-- begin --

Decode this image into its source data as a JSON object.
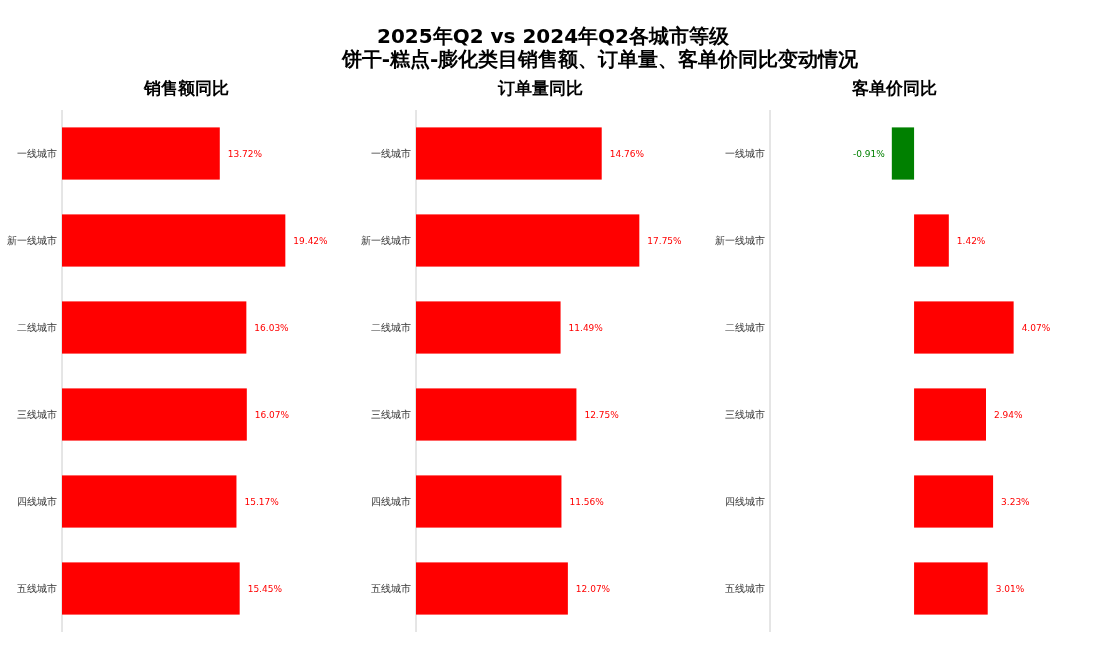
{
  "chart_data": [
    {
      "type": "other",
      "title": "2025年Q2 vs 2024年Q2各城市等级",
      "subtitle": "饼干-糕点-膨化类目销售额、订单量、客单价同比变动情况"
    },
    {
      "type": "bar",
      "orientation": "horizontal",
      "title": "销售额同比",
      "categories": [
        "一线城市",
        "新一线城市",
        "二线城市",
        "三线城市",
        "四线城市",
        "五线城市"
      ],
      "values": [
        13.72,
        19.42,
        16.03,
        16.07,
        15.17,
        15.45
      ],
      "value_labels": [
        "13.72%",
        "19.42%",
        "16.03%",
        "16.07%",
        "15.17%",
        "15.45%"
      ],
      "colors": [
        "#ff0000",
        "#ff0000",
        "#ff0000",
        "#ff0000",
        "#ff0000",
        "#ff0000"
      ]
    },
    {
      "type": "bar",
      "orientation": "horizontal",
      "title": "订单量同比",
      "categories": [
        "一线城市",
        "新一线城市",
        "二线城市",
        "三线城市",
        "四线城市",
        "五线城市"
      ],
      "values": [
        14.76,
        17.75,
        11.49,
        12.75,
        11.56,
        12.07
      ],
      "value_labels": [
        "14.76%",
        "17.75%",
        "11.49%",
        "12.75%",
        "11.56%",
        "12.07%"
      ],
      "colors": [
        "#ff0000",
        "#ff0000",
        "#ff0000",
        "#ff0000",
        "#ff0000",
        "#ff0000"
      ]
    },
    {
      "type": "bar",
      "orientation": "horizontal",
      "title": "客单价同比",
      "categories": [
        "一线城市",
        "新一线城市",
        "二线城市",
        "三线城市",
        "四线城市",
        "五线城市"
      ],
      "values": [
        -0.91,
        1.42,
        4.07,
        2.94,
        3.23,
        3.01
      ],
      "value_labels": [
        "-0.91%",
        "1.42%",
        "4.07%",
        "2.94%",
        "3.23%",
        "3.01%"
      ],
      "colors": [
        "#008000",
        "#ff0000",
        "#ff0000",
        "#ff0000",
        "#ff0000",
        "#ff0000"
      ]
    }
  ]
}
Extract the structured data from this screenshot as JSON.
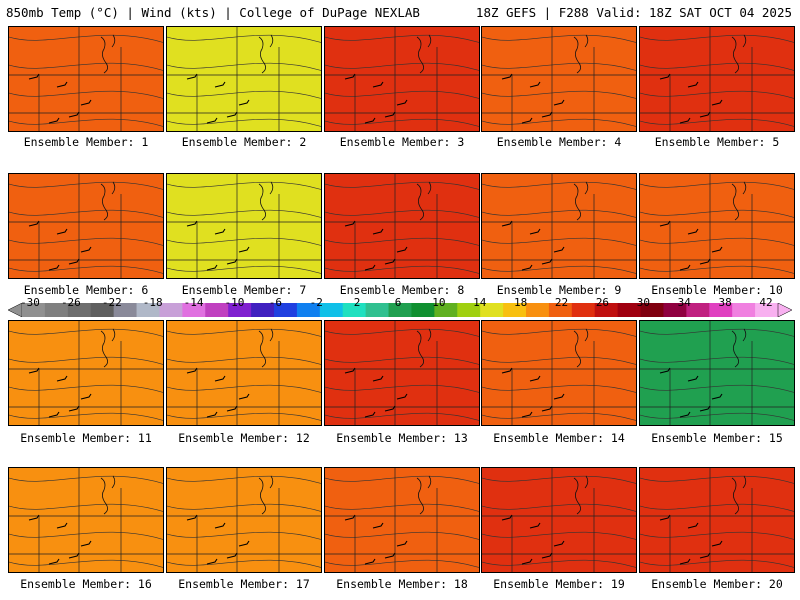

-- end --

*Work to do*
Word for word, quote the lines above. Omit the pictures.

*Worked solution*
Decode this image into its source data as a JSON object.
{
  "chart_data": [
    {
      "type": "other",
      "title": "2025年Q2 vs 2024年Q2各城市等级",
      "subtitle": "饼干-糕点-膨化类目销售额、订单量、客单价同比变动情况"
    },
    {
      "type": "bar",
      "orientation": "horizontal",
      "title": "销售额同比",
      "categories": [
        "一线城市",
        "新一线城市",
        "二线城市",
        "三线城市",
        "四线城市",
        "五线城市"
      ],
      "values": [
        13.72,
        19.42,
        16.03,
        16.07,
        15.17,
        15.45
      ],
      "value_labels": [
        "13.72%",
        "19.42%",
        "16.03%",
        "16.07%",
        "15.17%",
        "15.45%"
      ],
      "colors": [
        "#ff0000",
        "#ff0000",
        "#ff0000",
        "#ff0000",
        "#ff0000",
        "#ff0000"
      ]
    },
    {
      "type": "bar",
      "orientation": "horizontal",
      "title": "订单量同比",
      "categories": [
        "一线城市",
        "新一线城市",
        "二线城市",
        "三线城市",
        "四线城市",
        "五线城市"
      ],
      "values": [
        14.76,
        17.75,
        11.49,
        12.75,
        11.56,
        12.07
      ],
      "value_labels": [
        "14.76%",
        "17.75%",
        "11.49%",
        "12.75%",
        "11.56%",
        "12.07%"
      ],
      "colors": [
        "#ff0000",
        "#ff0000",
        "#ff0000",
        "#ff0000",
        "#ff0000",
        "#ff0000"
      ]
    },
    {
      "type": "bar",
      "orientation": "horizontal",
      "title": "客单价同比",
      "categories": [
        "一线城市",
        "新一线城市",
        "二线城市",
        "三线城市",
        "四线城市",
        "五线城市"
      ],
      "values": [
        -0.91,
        1.42,
        4.07,
        2.94,
        3.23,
        3.01
      ],
      "value_labels": [
        "-0.91%",
        "1.42%",
        "4.07%",
        "2.94%",
        "3.23%",
        "3.01%"
      ],
      "colors": [
        "#008000",
        "#ff0000",
        "#ff0000",
        "#ff0000",
        "#ff0000",
        "#ff0000"
      ]
    }
  ]
}
Extract the structured data from this screenshot as JSON.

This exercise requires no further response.